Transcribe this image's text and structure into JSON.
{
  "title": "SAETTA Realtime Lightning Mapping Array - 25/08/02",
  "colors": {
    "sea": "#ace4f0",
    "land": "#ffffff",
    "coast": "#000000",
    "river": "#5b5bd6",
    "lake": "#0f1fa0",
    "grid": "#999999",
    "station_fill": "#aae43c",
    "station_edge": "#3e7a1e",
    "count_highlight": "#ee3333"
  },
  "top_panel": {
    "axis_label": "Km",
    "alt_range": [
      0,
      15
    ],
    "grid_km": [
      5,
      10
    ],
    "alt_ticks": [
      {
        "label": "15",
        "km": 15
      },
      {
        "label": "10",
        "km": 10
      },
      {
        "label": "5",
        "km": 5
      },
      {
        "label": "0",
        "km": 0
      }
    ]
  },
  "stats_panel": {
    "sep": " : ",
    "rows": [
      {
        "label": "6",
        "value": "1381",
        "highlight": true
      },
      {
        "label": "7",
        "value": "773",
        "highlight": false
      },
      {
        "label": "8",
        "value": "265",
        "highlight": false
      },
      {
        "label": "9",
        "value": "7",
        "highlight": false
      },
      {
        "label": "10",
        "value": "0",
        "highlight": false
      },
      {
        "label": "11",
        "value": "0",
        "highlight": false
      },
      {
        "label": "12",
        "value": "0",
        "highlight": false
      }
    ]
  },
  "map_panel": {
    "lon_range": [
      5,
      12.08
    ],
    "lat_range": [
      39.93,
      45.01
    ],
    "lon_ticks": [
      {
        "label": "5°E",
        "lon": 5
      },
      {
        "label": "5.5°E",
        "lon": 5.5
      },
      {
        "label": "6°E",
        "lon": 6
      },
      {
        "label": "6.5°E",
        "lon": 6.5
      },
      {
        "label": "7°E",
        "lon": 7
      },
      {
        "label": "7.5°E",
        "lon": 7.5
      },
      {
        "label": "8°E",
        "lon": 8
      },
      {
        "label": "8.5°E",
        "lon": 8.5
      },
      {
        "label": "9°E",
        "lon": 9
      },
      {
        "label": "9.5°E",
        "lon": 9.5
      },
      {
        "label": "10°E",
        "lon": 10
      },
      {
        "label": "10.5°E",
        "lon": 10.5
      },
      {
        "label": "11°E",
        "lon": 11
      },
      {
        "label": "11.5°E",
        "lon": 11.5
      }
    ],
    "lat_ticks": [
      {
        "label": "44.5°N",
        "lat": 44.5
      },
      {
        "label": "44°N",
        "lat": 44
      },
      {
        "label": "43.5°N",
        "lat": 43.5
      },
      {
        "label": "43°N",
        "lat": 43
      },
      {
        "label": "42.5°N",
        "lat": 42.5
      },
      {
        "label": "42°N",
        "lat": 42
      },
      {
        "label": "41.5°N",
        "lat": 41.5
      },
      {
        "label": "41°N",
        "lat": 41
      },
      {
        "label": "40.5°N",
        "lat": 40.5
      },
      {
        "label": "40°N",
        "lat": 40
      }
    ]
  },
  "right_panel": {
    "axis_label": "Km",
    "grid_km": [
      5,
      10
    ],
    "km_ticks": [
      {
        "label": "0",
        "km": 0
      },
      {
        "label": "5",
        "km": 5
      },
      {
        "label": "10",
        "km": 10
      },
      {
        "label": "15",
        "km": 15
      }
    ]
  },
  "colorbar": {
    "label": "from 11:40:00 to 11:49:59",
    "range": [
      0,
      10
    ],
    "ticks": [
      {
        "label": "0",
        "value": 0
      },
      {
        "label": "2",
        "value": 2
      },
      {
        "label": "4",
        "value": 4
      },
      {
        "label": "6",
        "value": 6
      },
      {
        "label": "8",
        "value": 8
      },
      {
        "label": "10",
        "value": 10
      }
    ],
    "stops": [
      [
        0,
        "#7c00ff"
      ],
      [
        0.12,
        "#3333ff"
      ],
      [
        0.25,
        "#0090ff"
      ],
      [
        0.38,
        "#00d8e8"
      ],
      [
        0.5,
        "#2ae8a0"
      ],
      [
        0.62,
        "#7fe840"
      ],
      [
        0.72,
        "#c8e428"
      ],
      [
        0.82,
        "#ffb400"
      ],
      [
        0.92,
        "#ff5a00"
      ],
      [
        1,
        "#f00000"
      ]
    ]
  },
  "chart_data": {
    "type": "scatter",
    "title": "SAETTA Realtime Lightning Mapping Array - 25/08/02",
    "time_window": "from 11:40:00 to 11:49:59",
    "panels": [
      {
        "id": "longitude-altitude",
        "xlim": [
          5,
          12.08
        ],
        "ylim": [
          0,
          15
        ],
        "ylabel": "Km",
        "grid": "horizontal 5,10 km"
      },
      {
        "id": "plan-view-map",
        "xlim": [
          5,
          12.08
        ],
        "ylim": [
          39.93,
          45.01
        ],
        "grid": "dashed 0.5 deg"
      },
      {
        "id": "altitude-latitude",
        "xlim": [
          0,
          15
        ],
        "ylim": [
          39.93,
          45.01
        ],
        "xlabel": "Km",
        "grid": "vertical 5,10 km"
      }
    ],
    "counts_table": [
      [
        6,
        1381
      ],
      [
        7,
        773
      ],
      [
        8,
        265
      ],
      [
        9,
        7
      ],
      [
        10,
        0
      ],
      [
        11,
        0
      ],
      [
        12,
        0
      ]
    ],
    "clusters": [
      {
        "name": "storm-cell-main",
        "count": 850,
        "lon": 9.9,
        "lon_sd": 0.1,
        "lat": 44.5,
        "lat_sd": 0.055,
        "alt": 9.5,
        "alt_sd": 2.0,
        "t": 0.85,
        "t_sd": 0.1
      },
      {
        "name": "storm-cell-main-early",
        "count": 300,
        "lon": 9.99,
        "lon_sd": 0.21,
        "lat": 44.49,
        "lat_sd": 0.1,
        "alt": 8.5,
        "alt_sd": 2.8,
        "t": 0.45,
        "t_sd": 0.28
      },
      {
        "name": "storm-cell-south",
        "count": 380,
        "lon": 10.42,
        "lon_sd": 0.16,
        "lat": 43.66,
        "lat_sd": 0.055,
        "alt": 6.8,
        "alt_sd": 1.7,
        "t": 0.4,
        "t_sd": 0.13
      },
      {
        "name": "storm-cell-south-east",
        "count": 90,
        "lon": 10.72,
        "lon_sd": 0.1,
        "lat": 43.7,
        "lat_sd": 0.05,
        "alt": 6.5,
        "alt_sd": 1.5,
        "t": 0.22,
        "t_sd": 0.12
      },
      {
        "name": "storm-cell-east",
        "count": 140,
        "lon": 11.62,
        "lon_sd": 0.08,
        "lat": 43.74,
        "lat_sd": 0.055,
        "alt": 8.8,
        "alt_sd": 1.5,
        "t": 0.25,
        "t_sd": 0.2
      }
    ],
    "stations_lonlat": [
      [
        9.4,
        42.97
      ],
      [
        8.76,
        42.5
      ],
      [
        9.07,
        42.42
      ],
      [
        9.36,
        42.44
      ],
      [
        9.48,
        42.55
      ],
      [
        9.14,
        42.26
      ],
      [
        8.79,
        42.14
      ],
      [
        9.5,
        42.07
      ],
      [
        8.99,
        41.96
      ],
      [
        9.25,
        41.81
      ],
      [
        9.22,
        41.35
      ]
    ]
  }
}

=-=-=-=-=

*YOUR TASK*.
Make an exact copy of the material above.

*ANSWER*.
Transcribe this image's text and structure into JSON.
{
  "title": "SAETTA Realtime Lightning Mapping Array - 25/08/02",
  "colors": {
    "sea": "#ace4f0",
    "land": "#ffffff",
    "coast": "#000000",
    "river": "#5b5bd6",
    "lake": "#0f1fa0",
    "grid": "#999999",
    "station_fill": "#aae43c",
    "station_edge": "#3e7a1e",
    "count_highlight": "#ee3333"
  },
  "top_panel": {
    "axis_label": "Km",
    "alt_range": [
      0,
      15
    ],
    "grid_km": [
      5,
      10
    ],
    "alt_ticks": [
      {
        "label": "15",
        "km": 15
      },
      {
        "label": "10",
        "km": 10
      },
      {
        "label": "5",
        "km": 5
      },
      {
        "label": "0",
        "km": 0
      }
    ]
  },
  "stats_panel": {
    "sep": " : ",
    "rows": [
      {
        "label": "6",
        "value": "1381",
        "highlight": true
      },
      {
        "label": "7",
        "value": "773",
        "highlight": false
      },
      {
        "label": "8",
        "value": "265",
        "highlight": false
      },
      {
        "label": "9",
        "value": "7",
        "highlight": false
      },
      {
        "label": "10",
        "value": "0",
        "highlight": false
      },
      {
        "label": "11",
        "value": "0",
        "highlight": false
      },
      {
        "label": "12",
        "value": "0",
        "highlight": false
      }
    ]
  },
  "map_panel": {
    "lon_range": [
      5,
      12.08
    ],
    "lat_range": [
      39.93,
      45.01
    ],
    "lon_ticks": [
      {
        "label": "5°E",
        "lon": 5
      },
      {
        "label": "5.5°E",
        "lon": 5.5
      },
      {
        "label": "6°E",
        "lon": 6
      },
      {
        "label": "6.5°E",
        "lon": 6.5
      },
      {
        "label": "7°E",
        "lon": 7
      },
      {
        "label": "7.5°E",
        "lon": 7.5
      },
      {
        "label": "8°E",
        "lon": 8
      },
      {
        "label": "8.5°E",
        "lon": 8.5
      },
      {
        "label": "9°E",
        "lon": 9
      },
      {
        "label": "9.5°E",
        "lon": 9.5
      },
      {
        "label": "10°E",
        "lon": 10
      },
      {
        "label": "10.5°E",
        "lon": 10.5
      },
      {
        "label": "11°E",
        "lon": 11
      },
      {
        "label": "11.5°E",
        "lon": 11.5
      }
    ],
    "lat_ticks": [
      {
        "label": "44.5°N",
        "lat": 44.5
      },
      {
        "label": "44°N",
        "lat": 44
      },
      {
        "label": "43.5°N",
        "lat": 43.5
      },
      {
        "label": "43°N",
        "lat": 43
      },
      {
        "label": "42.5°N",
        "lat": 42.5
      },
      {
        "label": "42°N",
        "lat": 42
      },
      {
        "label": "41.5°N",
        "lat": 41.5
      },
      {
        "label": "41°N",
        "lat": 41
      },
      {
        "label": "40.5°N",
        "lat": 40.5
      },
      {
        "label": "40°N",
        "lat": 40
      }
    ]
  },
  "right_panel": {
    "axis_label": "Km",
    "grid_km": [
      5,
      10
    ],
    "km_ticks": [
      {
        "label": "0",
        "km": 0
      },
      {
        "label": "5",
        "km": 5
      },
      {
        "label": "10",
        "km": 10
      },
      {
        "label": "15",
        "km": 15
      }
    ]
  },
  "colorbar": {
    "label": "from 11:40:00 to 11:49:59",
    "range": [
      0,
      10
    ],
    "ticks": [
      {
        "label": "0",
        "value": 0
      },
      {
        "label": "2",
        "value": 2
      },
      {
        "label": "4",
        "value": 4
      },
      {
        "label": "6",
        "value": 6
      },
      {
        "label": "8",
        "value": 8
      },
      {
        "label": "10",
        "value": 10
      }
    ],
    "stops": [
      [
        0,
        "#7c00ff"
      ],
      [
        0.12,
        "#3333ff"
      ],
      [
        0.25,
        "#0090ff"
      ],
      [
        0.38,
        "#00d8e8"
      ],
      [
        0.5,
        "#2ae8a0"
      ],
      [
        0.62,
        "#7fe840"
      ],
      [
        0.72,
        "#c8e428"
      ],
      [
        0.82,
        "#ffb400"
      ],
      [
        0.92,
        "#ff5a00"
      ],
      [
        1,
        "#f00000"
      ]
    ]
  },
  "chart_data": {
    "type": "scatter",
    "title": "SAETTA Realtime Lightning Mapping Array - 25/08/02",
    "time_window": "from 11:40:00 to 11:49:59",
    "panels": [
      {
        "id": "longitude-altitude",
        "xlim": [
          5,
          12.08
        ],
        "ylim": [
          0,
          15
        ],
        "ylabel": "Km",
        "grid": "horizontal 5,10 km"
      },
      {
        "id": "plan-view-map",
        "xlim": [
          5,
          12.08
        ],
        "ylim": [
          39.93,
          45.01
        ],
        "grid": "dashed 0.5 deg"
      },
      {
        "id": "altitude-latitude",
        "xlim": [
          0,
          15
        ],
        "ylim": [
          39.93,
          45.01
        ],
        "xlabel": "Km",
        "grid": "vertical 5,10 km"
      }
    ],
    "counts_table": [
      [
        6,
        1381
      ],
      [
        7,
        773
      ],
      [
        8,
        265
      ],
      [
        9,
        7
      ],
      [
        10,
        0
      ],
      [
        11,
        0
      ],
      [
        12,
        0
      ]
    ],
    "clusters": [
      {
        "name": "storm-cell-main",
        "count": 850,
        "lon": 9.9,
        "lon_sd": 0.1,
        "lat": 44.5,
        "lat_sd": 0.055,
        "alt": 9.5,
        "alt_sd": 2.0,
        "t": 0.85,
        "t_sd": 0.1
      },
      {
        "name": "storm-cell-main-early",
        "count": 300,
        "lon": 9.99,
        "lon_sd": 0.21,
        "lat": 44.49,
        "lat_sd": 0.1,
        "alt": 8.5,
        "alt_sd": 2.8,
        "t": 0.45,
        "t_sd": 0.28
      },
      {
        "name": "storm-cell-south",
        "count": 380,
        "lon": 10.42,
        "lon_sd": 0.16,
        "lat": 43.66,
        "lat_sd": 0.055,
        "alt": 6.8,
        "alt_sd": 1.7,
        "t": 0.4,
        "t_sd": 0.13
      },
      {
        "name": "storm-cell-south-east",
        "count": 90,
        "lon": 10.72,
        "lon_sd": 0.1,
        "lat": 43.7,
        "lat_sd": 0.05,
        "alt": 6.5,
        "alt_sd": 1.5,
        "t": 0.22,
        "t_sd": 0.12
      },
      {
        "name": "storm-cell-east",
        "count": 140,
        "lon": 11.62,
        "lon_sd": 0.08,
        "lat": 43.74,
        "lat_sd": 0.055,
        "alt": 8.8,
        "alt_sd": 1.5,
        "t": 0.25,
        "t_sd": 0.2
      }
    ],
    "stations_lonlat": [
      [
        9.4,
        42.97
      ],
      [
        8.76,
        42.5
      ],
      [
        9.07,
        42.42
      ],
      [
        9.36,
        42.44
      ],
      [
        9.48,
        42.55
      ],
      [
        9.14,
        42.26
      ],
      [
        8.79,
        42.14
      ],
      [
        9.5,
        42.07
      ],
      [
        8.99,
        41.96
      ],
      [
        9.25,
        41.81
      ],
      [
        9.22,
        41.35
      ]
    ]
  }
}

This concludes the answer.